Task description:
Write out the data below in full. Keep it exact.

Input:

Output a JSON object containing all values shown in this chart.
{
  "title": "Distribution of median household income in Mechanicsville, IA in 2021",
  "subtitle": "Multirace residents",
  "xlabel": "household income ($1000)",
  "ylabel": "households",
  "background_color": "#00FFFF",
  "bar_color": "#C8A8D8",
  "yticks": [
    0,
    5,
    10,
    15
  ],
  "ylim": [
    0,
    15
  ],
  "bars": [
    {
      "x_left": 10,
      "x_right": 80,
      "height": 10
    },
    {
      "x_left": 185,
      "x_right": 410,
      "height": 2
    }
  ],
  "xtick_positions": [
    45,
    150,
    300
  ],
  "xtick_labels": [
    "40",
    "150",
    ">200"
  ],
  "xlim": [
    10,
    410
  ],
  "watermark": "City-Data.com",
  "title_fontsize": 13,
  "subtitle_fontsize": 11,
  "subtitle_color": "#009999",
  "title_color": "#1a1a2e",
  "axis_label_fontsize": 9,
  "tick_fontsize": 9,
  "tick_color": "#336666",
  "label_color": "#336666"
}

Final result:
Output a JSON object containing all values shown in this chart.
{
  "title": "Distribution of median household income in Mechanicsville, IA in 2021",
  "subtitle": "Multirace residents",
  "xlabel": "household income ($1000)",
  "ylabel": "households",
  "background_color": "#00FFFF",
  "bar_color": "#C8A8D8",
  "yticks": [
    0,
    5,
    10,
    15
  ],
  "ylim": [
    0,
    15
  ],
  "bars": [
    {
      "x_left": 10,
      "x_right": 80,
      "height": 10
    },
    {
      "x_left": 185,
      "x_right": 410,
      "height": 2
    }
  ],
  "xtick_positions": [
    45,
    150,
    300
  ],
  "xtick_labels": [
    "40",
    "150",
    ">200"
  ],
  "xlim": [
    10,
    410
  ],
  "watermark": "City-Data.com",
  "title_fontsize": 13,
  "subtitle_fontsize": 11,
  "subtitle_color": "#009999",
  "title_color": "#1a1a2e",
  "axis_label_fontsize": 9,
  "tick_fontsize": 9,
  "tick_color": "#336666",
  "label_color": "#336666"
}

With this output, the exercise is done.